* Aim:
Retype every entry in its entirety, without alteration.
---*---
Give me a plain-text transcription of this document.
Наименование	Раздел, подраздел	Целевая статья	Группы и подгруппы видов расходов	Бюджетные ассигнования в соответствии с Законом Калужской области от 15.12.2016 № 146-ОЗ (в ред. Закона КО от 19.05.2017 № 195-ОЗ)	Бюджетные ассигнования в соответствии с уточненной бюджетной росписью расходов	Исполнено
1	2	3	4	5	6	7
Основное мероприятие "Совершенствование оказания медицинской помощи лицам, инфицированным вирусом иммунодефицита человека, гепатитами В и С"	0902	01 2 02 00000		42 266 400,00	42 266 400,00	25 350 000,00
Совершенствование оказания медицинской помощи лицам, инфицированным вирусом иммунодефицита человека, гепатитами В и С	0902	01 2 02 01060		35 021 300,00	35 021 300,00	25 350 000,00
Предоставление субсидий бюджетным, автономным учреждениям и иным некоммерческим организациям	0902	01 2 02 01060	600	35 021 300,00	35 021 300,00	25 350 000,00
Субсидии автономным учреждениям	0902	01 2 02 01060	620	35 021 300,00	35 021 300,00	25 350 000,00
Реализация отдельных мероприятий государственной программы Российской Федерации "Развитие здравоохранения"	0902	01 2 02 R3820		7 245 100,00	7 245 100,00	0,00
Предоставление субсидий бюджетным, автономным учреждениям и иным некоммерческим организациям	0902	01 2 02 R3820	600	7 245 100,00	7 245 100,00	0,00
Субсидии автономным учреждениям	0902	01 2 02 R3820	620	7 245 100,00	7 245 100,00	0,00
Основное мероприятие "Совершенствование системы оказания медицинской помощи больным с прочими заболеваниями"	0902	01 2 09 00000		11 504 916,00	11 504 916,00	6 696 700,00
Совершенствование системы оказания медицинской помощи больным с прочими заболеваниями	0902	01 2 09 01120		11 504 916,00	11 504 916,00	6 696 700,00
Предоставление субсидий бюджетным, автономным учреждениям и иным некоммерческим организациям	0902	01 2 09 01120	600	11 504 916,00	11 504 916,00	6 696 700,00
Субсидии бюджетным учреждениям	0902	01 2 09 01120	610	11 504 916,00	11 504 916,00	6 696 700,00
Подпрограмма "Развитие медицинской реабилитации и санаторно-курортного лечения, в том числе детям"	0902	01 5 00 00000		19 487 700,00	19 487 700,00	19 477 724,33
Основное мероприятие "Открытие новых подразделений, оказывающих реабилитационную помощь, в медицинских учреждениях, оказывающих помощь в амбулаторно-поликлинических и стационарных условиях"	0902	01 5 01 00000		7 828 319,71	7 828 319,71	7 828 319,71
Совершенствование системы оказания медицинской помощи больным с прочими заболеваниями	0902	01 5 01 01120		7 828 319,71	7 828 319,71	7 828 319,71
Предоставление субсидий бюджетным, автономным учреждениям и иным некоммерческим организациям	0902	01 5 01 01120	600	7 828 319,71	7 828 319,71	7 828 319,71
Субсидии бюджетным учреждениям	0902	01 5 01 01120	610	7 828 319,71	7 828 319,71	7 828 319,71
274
---*---
* Written solution:
Give me a plain-text transcription of this document.
Наименование	Раздел, подраздел	Целевая статья	Группы и подгруппы видов расходов	Бюджетные ассигнования в соответствии с Законом Калужской области от 15.12.2016 № 146-ОЗ (в ред. Закона КО от 19.05.2017 № 195-ОЗ)	Бюджетные ассигнования в соответствии с уточненной бюджетной росписью расходов	Исполнено
1	2	3	4	5	6	7
Основное мероприятие "Совершенствование оказания медицинской помощи лицам, инфицированным вирусом иммунодефицита человека, гепатитами В и С"	0902	01 2 02 00000		42 266 400,00	42 266 400,00	25 350 000,00
Совершенствование оказания медицинской помощи лицам, инфицированным вирусом иммунодефицита человека, гепатитами В и С	0902	01 2 02 01060		35 021 300,00	35 021 300,00	25 350 000,00
Предоставление субсидий бюджетным, автономным учреждениям и иным некоммерческим организациям	0902	01 2 02 01060	600	35 021 300,00	35 021 300,00	25 350 000,00
Субсидии автономным учреждениям	0902	01 2 02 01060	620	35 021 300,00	35 021 300,00	25 350 000,00
Реализация отдельных мероприятий государственной программы Российской Федерации "Развитие здравоохранения"	0902	01 2 02 R3820		7 245 100,00	7 245 100,00	0,00
Предоставление субсидий бюджетным, автономным учреждениям и иным некоммерческим организациям	0902	01 2 02 R3820	600	7 245 100,00	7 245 100,00	0,00
Субсидии автономным учреждениям	0902	01 2 02 R3820	620	7 245 100,00	7 245 100,00	0,00
Основное мероприятие "Совершенствование системы оказания медицинской помощи больным с прочими заболеваниями"	0902	01 2 09 00000		11 504 916,00	11 504 916,00	6 696 700,00
Совершенствование системы оказания медицинской помощи больным с прочими заболеваниями	0902	01 2 09 01120		11 504 916,00	11 504 916,00	6 696 700,00
Предоставление субсидий бюджетным, автономным учреждениям и иным некоммерческим организациям	0902	01 2 09 01120	600	11 504 916,00	11 504 916,00	6 696 700,00
Субсидии бюджетным учреждениям	0902	01 2 09 01120	610	11 504 916,00	11 504 916,00	6 696 700,00
Подпрограмма "Развитие медицинской реабилитации и санаторно-курортного лечения, в том числе детям"	0902	01 5 00 00000		19 487 700,00	19 487 700,00	19 477 724,33
Основное мероприятие "Открытие новых подразделений, оказывающих реабилитационную помощь, в медицинских учреждениях, оказывающих помощь в амбулаторно-поликлинических и стационарных условиях"	0902	01 5 01 00000		7 828 319,71	7 828 319,71	7 828 319,71
Совершенствование системы оказания медицинской помощи больным с прочими заболеваниями	0902	01 5 01 01120		7 828 319,71	7 828 319,71	7 828 319,71
Предоставление субсидий бюджетным, автономным учреждениям и иным некоммерческим организациям	0902	01 5 01 01120	600	7 828 319,71	7 828 319,71	7 828 319,71
Субсидии бюджетным учреждениям	0902	01 5 01 01120	610	7 828 319,71	7 828 319,71	7 828 319,71
274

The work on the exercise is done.